Quote the data below in full, minus the images.

─── Raw data ───

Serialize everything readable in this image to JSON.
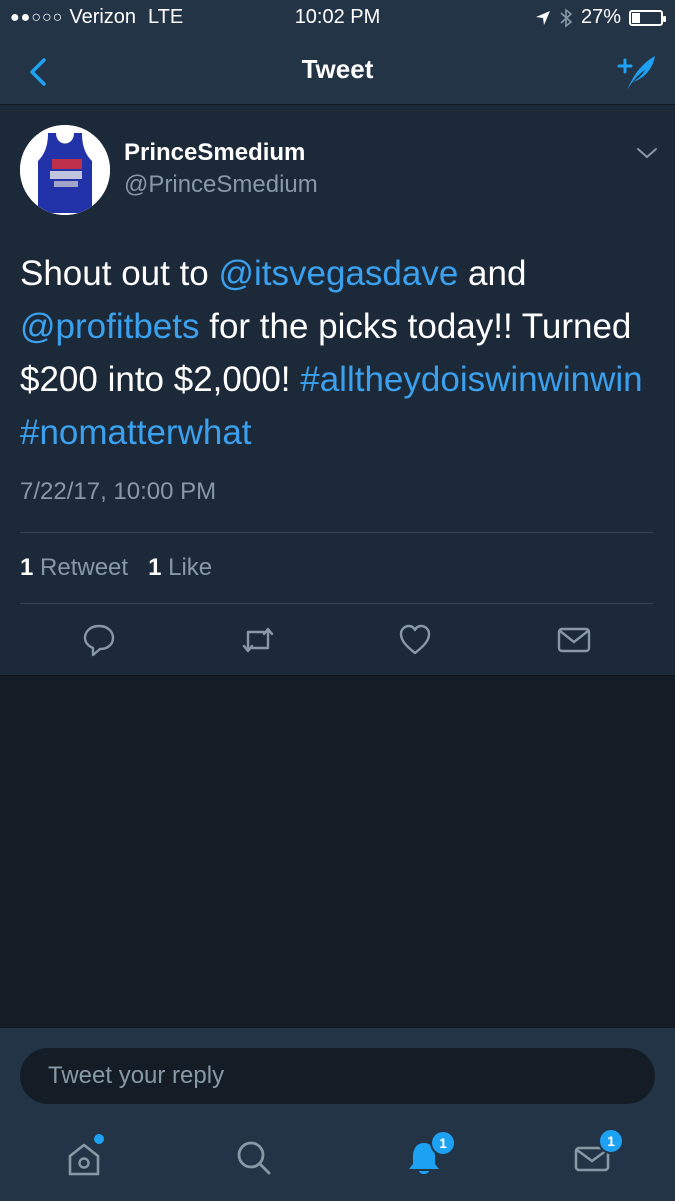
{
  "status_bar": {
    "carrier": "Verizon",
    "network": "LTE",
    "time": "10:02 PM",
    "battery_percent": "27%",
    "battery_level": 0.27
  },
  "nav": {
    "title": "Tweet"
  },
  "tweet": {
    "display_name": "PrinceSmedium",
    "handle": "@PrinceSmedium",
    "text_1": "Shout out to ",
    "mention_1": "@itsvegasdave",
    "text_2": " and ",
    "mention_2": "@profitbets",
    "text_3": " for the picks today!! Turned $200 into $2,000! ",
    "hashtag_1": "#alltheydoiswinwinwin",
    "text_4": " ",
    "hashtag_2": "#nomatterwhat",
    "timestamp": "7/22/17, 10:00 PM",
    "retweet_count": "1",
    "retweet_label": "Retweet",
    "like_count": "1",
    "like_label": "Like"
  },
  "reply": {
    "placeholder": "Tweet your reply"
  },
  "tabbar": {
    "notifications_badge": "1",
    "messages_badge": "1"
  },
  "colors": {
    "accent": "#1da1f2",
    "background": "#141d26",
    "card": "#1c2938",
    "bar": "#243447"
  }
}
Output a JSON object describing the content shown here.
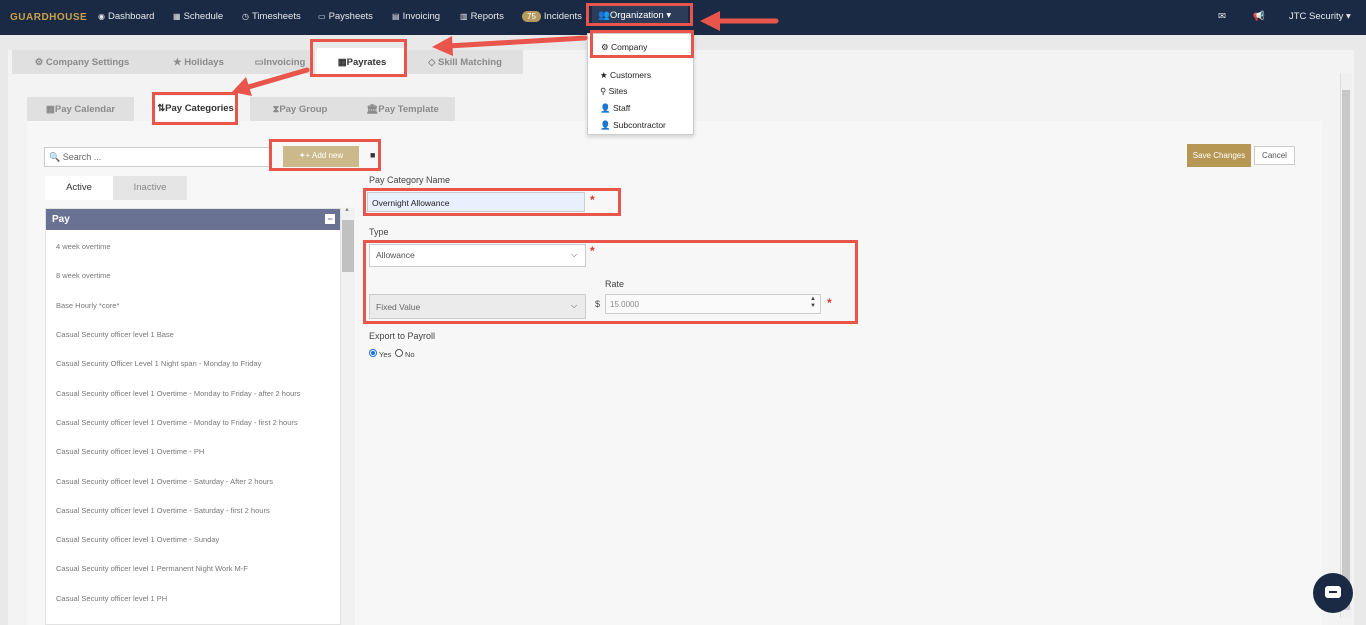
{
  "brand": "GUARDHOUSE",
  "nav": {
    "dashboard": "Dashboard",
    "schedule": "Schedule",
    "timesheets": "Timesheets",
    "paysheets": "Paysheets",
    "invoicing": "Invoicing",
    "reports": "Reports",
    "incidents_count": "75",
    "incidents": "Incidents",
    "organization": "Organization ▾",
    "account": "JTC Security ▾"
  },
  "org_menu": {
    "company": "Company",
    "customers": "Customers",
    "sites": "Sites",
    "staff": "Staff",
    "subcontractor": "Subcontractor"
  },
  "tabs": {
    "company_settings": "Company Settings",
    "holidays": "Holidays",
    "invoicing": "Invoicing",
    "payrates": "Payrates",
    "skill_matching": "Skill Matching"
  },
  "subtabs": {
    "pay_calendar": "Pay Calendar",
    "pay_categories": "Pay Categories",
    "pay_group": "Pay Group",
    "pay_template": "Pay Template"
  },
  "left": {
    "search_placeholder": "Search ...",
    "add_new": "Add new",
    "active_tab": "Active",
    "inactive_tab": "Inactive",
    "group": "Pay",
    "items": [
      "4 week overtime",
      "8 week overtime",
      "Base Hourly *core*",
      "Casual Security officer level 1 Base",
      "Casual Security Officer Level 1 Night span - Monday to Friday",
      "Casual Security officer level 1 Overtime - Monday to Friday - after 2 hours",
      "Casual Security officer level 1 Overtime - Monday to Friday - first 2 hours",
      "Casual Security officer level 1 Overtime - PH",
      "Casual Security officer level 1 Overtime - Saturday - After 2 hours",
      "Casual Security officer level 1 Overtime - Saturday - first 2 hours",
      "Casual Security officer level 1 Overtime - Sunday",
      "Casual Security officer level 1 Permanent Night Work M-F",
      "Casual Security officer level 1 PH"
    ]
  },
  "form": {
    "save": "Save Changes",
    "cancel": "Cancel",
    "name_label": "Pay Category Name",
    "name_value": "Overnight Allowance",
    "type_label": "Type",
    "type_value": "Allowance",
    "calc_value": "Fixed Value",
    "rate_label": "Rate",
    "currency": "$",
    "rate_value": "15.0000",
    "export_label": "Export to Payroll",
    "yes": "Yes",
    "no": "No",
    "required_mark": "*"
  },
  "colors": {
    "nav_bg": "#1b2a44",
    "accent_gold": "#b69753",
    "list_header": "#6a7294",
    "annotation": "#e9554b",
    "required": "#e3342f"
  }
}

───

Exercise answer:
Serialize everything readable in this image to JSON.
{
  "status_bar": {
    "carrier": "Verizon",
    "network": "LTE",
    "time": "10:02 PM",
    "battery_percent": "27%",
    "battery_level": 0.27
  },
  "nav": {
    "title": "Tweet"
  },
  "tweet": {
    "display_name": "PrinceSmedium",
    "handle": "@PrinceSmedium",
    "text_1": "Shout out to ",
    "mention_1": "@itsvegasdave",
    "text_2": " and ",
    "mention_2": "@profitbets",
    "text_3": " for the picks today!! Turned $200 into $2,000! ",
    "hashtag_1": "#alltheydoiswinwinwin",
    "text_4": " ",
    "hashtag_2": "#nomatterwhat",
    "timestamp": "7/22/17, 10:00 PM",
    "retweet_count": "1",
    "retweet_label": "Retweet",
    "like_count": "1",
    "like_label": "Like"
  },
  "reply": {
    "placeholder": "Tweet your reply"
  },
  "tabbar": {
    "notifications_badge": "1",
    "messages_badge": "1"
  },
  "colors": {
    "accent": "#1da1f2",
    "background": "#141d26",
    "card": "#1c2938",
    "bar": "#243447"
  }
}
Output a JSON object describing the content shown here.
{
  "brand": "GUARDHOUSE",
  "nav": {
    "dashboard": "Dashboard",
    "schedule": "Schedule",
    "timesheets": "Timesheets",
    "paysheets": "Paysheets",
    "invoicing": "Invoicing",
    "reports": "Reports",
    "incidents_count": "75",
    "incidents": "Incidents",
    "organization": "Organization ▾",
    "account": "JTC Security ▾"
  },
  "org_menu": {
    "company": "Company",
    "customers": "Customers",
    "sites": "Sites",
    "staff": "Staff",
    "subcontractor": "Subcontractor"
  },
  "tabs": {
    "company_settings": "Company Settings",
    "holidays": "Holidays",
    "invoicing": "Invoicing",
    "payrates": "Payrates",
    "skill_matching": "Skill Matching"
  },
  "subtabs": {
    "pay_calendar": "Pay Calendar",
    "pay_categories": "Pay Categories",
    "pay_group": "Pay Group",
    "pay_template": "Pay Template"
  },
  "left": {
    "search_placeholder": "Search ...",
    "add_new": "Add new",
    "active_tab": "Active",
    "inactive_tab": "Inactive",
    "group": "Pay",
    "items": [
      "4 week overtime",
      "8 week overtime",
      "Base Hourly *core*",
      "Casual Security officer level 1 Base",
      "Casual Security Officer Level 1 Night span - Monday to Friday",
      "Casual Security officer level 1 Overtime - Monday to Friday - after 2 hours",
      "Casual Security officer level 1 Overtime - Monday to Friday - first 2 hours",
      "Casual Security officer level 1 Overtime - PH",
      "Casual Security officer level 1 Overtime - Saturday - After 2 hours",
      "Casual Security officer level 1 Overtime - Saturday - first 2 hours",
      "Casual Security officer level 1 Overtime - Sunday",
      "Casual Security officer level 1 Permanent Night Work M-F",
      "Casual Security officer level 1 PH"
    ]
  },
  "form": {
    "save": "Save Changes",
    "cancel": "Cancel",
    "name_label": "Pay Category Name",
    "name_value": "Overnight Allowance",
    "type_label": "Type",
    "type_value": "Allowance",
    "calc_value": "Fixed Value",
    "rate_label": "Rate",
    "currency": "$",
    "rate_value": "15.0000",
    "export_label": "Export to Payroll",
    "yes": "Yes",
    "no": "No",
    "required_mark": "*"
  },
  "colors": {
    "nav_bg": "#1b2a44",
    "accent_gold": "#b69753",
    "list_header": "#6a7294",
    "annotation": "#e9554b",
    "required": "#e3342f"
  }
}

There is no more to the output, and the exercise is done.